▶ Extrait choisi:
La Conf’ ratisse plus large que le monde paysan

Plusieurs centaines de personnes ont découvert le petit village de Communailles-en-Montagne, entre Mignovillard et Nozeroy où la ferme du Soleil levant accueillait dimanche 15 mai la fête de la Confédération paysanne du Jura. Produits bio et locaux, mise en boîte théâtrale de la PAC, stands militants...

conf-transmission

Sylvie et Henri Ratte traient chaque jour 35 vaches laitières à Communailles-en-Montagne, un petit village d'une cinquantaine d'habitants aux confins du Jura et Du Doubs. La production annuelle de 240.000 litres de lait est transformée en comté et morbier par la coopérative des plateaux de Nozeroy. Avec 65 hectares de pâturages, ils sont à la tête d'une exploitation qu'un Breton ou un Normand considérera extensive : un peu moins de 3700 litres par hectare, ils sont 20% sous le maximum autorisé par le règlement d'AOP comté. Avec 0,54 vache à l'hectare, ils sont loin du seuil d'une vache par hectare édicté par le même règlement.

Cela dit, au regard du modèle d'analyse des fermes à comté développé par les agronomes Mathieu Cassez et Christian Barnéoud, la Ferme du Soleil-levant fait paradoxalement partie des plus intensives. Qui l'aurait cru avec 6.857 litres par vache et par an ?

▶ Données fournies:
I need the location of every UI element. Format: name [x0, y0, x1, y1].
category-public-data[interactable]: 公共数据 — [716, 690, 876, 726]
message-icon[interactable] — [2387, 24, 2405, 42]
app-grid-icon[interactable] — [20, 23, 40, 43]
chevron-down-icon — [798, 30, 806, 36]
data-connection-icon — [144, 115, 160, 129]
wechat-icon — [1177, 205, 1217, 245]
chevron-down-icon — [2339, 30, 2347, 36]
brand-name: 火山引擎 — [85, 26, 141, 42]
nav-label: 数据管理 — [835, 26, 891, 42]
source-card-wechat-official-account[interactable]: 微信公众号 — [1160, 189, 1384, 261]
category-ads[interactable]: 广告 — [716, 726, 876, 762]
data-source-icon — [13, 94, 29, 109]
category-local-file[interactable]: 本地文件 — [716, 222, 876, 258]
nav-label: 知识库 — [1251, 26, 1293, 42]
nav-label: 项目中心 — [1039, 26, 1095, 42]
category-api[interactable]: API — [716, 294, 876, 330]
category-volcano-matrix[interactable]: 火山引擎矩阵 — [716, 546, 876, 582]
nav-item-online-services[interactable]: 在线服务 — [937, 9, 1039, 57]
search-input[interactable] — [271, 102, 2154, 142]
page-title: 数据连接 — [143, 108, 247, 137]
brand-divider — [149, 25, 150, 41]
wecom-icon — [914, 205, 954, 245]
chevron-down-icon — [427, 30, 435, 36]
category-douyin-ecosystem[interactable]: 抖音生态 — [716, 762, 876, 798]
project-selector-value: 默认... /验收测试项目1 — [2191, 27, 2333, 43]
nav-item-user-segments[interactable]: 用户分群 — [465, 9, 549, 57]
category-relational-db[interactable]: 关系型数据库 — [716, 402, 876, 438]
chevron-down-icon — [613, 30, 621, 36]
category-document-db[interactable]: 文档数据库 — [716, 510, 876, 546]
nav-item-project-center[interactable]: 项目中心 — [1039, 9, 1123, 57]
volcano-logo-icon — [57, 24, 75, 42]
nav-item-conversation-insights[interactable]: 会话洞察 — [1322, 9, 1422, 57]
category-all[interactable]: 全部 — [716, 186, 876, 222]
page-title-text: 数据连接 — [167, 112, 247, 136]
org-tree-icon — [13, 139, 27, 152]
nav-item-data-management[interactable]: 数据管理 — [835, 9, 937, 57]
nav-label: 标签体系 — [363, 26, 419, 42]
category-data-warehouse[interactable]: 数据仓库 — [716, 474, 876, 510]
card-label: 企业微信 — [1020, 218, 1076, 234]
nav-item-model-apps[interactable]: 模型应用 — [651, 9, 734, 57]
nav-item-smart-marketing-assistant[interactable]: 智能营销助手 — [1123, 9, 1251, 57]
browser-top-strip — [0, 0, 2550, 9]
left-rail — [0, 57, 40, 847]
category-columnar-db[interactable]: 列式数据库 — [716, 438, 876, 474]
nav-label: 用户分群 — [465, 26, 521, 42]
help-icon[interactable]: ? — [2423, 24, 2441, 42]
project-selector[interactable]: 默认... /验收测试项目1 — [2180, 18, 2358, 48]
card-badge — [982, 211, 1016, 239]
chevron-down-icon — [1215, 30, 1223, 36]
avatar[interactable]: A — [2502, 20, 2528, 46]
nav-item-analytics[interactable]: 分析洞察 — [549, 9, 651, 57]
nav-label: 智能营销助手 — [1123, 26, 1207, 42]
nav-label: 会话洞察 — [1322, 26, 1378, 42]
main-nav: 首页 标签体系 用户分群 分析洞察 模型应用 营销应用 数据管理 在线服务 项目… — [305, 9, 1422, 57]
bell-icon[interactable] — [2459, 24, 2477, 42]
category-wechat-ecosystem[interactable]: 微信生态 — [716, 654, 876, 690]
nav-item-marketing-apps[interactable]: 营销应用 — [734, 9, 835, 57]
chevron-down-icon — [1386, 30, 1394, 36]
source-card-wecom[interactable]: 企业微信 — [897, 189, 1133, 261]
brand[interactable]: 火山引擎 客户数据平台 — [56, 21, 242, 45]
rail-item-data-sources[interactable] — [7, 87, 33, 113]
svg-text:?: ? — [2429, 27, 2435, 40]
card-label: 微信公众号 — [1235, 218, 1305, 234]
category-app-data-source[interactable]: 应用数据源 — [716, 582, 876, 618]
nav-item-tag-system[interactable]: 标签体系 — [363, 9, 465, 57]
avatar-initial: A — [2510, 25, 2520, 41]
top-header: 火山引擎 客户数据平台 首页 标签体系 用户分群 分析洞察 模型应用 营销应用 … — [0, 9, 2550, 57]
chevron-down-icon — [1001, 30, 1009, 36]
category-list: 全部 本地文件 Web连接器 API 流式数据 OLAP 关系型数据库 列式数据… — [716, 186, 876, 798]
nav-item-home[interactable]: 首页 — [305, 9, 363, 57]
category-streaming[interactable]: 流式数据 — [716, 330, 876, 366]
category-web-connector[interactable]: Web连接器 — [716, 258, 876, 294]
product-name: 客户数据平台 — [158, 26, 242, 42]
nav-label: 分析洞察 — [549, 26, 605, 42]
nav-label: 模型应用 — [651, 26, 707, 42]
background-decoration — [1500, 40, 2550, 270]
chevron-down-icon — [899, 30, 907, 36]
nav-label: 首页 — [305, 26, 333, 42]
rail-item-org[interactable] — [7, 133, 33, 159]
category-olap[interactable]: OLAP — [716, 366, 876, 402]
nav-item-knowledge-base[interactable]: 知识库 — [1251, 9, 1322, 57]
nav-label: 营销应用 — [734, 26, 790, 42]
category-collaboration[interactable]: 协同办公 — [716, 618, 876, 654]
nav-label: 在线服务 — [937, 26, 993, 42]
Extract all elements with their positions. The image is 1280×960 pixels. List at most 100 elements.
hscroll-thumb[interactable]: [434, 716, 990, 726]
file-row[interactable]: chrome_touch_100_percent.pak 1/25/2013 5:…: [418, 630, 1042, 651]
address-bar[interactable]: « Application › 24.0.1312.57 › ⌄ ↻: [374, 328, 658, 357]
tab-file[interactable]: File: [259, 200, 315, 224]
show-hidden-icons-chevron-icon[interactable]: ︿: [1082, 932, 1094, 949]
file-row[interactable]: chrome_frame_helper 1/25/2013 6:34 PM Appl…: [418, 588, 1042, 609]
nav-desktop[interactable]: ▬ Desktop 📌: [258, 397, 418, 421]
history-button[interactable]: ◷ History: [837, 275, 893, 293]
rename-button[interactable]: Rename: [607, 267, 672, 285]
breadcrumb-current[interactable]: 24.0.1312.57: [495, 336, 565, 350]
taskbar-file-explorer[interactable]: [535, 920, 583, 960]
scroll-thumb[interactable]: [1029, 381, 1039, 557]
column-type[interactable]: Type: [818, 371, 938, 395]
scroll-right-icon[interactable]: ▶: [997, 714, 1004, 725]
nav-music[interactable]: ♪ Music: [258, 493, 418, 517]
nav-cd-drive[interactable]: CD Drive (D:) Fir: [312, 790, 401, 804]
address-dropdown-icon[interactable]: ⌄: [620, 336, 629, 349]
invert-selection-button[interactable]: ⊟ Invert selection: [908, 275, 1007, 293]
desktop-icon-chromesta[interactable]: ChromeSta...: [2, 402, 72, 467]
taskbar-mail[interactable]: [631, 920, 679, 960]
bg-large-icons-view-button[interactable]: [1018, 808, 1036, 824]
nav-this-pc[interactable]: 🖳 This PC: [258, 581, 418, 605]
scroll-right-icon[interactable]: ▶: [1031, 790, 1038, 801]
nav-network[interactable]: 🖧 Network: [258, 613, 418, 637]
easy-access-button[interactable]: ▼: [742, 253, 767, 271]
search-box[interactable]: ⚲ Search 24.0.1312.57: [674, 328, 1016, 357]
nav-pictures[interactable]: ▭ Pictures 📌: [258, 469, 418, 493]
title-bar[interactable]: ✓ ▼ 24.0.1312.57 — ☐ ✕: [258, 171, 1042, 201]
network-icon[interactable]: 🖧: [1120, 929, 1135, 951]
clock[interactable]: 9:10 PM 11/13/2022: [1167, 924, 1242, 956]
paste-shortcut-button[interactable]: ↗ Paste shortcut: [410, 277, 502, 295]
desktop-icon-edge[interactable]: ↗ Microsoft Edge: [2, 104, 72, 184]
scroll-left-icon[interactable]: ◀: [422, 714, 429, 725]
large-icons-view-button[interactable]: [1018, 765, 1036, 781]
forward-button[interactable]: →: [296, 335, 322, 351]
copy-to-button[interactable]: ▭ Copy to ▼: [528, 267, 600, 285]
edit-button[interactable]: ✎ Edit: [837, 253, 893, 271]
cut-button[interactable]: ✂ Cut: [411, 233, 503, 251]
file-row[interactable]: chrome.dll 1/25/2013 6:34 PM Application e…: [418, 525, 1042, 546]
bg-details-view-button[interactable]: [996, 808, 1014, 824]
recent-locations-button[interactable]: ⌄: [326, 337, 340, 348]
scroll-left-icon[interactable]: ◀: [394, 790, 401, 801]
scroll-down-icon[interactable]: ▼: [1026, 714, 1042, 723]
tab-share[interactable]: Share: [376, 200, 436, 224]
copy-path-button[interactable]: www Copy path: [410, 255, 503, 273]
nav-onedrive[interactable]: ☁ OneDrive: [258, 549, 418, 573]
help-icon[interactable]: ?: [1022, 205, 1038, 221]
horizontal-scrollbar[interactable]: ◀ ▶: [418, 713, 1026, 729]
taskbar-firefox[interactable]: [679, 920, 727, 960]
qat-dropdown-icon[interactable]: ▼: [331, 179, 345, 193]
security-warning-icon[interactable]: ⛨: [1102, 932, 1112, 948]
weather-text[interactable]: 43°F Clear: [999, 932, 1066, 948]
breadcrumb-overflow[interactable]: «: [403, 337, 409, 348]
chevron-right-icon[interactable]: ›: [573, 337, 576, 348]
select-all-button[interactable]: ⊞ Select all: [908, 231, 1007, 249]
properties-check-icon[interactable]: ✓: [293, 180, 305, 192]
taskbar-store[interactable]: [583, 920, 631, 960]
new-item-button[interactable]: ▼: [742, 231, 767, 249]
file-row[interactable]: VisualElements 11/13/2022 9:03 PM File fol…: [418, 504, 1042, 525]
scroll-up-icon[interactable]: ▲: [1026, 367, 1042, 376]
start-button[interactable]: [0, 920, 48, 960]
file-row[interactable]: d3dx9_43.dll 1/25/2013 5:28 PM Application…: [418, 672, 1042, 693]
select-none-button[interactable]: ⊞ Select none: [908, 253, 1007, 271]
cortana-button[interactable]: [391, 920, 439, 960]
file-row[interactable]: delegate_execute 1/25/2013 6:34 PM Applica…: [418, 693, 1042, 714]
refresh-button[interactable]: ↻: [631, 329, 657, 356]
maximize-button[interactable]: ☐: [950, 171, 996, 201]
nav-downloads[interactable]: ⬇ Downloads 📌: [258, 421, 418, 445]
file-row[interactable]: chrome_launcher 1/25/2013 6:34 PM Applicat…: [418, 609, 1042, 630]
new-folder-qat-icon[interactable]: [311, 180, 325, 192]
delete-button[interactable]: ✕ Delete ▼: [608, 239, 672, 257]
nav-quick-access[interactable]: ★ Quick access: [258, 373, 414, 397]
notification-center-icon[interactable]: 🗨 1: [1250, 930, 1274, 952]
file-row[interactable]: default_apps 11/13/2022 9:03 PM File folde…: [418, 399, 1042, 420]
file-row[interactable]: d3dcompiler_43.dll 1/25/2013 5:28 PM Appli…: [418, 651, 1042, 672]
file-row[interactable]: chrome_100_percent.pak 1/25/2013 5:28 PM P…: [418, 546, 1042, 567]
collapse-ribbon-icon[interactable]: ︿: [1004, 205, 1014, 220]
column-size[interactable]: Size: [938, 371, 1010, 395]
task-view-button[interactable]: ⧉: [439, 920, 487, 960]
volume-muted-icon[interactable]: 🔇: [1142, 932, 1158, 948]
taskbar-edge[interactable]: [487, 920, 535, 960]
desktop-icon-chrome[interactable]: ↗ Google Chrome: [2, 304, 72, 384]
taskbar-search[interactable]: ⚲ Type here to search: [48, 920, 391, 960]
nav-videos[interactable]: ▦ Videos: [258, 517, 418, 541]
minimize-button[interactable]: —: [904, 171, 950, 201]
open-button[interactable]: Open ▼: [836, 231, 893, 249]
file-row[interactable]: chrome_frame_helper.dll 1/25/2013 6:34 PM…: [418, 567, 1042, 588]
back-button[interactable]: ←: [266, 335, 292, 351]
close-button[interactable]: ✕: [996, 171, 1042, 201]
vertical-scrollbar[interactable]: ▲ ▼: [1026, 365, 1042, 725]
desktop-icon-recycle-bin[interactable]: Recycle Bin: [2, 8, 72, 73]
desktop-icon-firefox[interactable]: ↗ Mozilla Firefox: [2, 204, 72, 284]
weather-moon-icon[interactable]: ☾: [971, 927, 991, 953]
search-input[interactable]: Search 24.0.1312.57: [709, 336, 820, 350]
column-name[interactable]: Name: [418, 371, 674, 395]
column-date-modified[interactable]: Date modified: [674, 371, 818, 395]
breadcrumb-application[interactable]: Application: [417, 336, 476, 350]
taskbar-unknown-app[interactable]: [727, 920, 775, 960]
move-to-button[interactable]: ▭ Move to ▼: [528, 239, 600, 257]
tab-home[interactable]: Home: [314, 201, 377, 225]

▶ Objectif de la tâche: Recopiez le passage de l'article sur la fête de la Confédération paysanne qui commence par « Plusieurs centaines de » et se termine par « PAC, stands militants... », en substituant « samedi 14 mai » à « dimanche 15 mai ». Appuyez-vous uniquement sur l'article sur la fête de la Confédération paysanne.

▶ Résultat attendu:
Plusieurs centaines de personnes ont découvert le petit village de Communailles-en-Montagne, entre Mignovillard et Nozeroy où la ferme du Soleil levant accueillait samedi 14 mai la fête de la Confédération paysanne du Jura. Produits bio et locaux, mise en boîte théâtrale de la PAC, stands militants...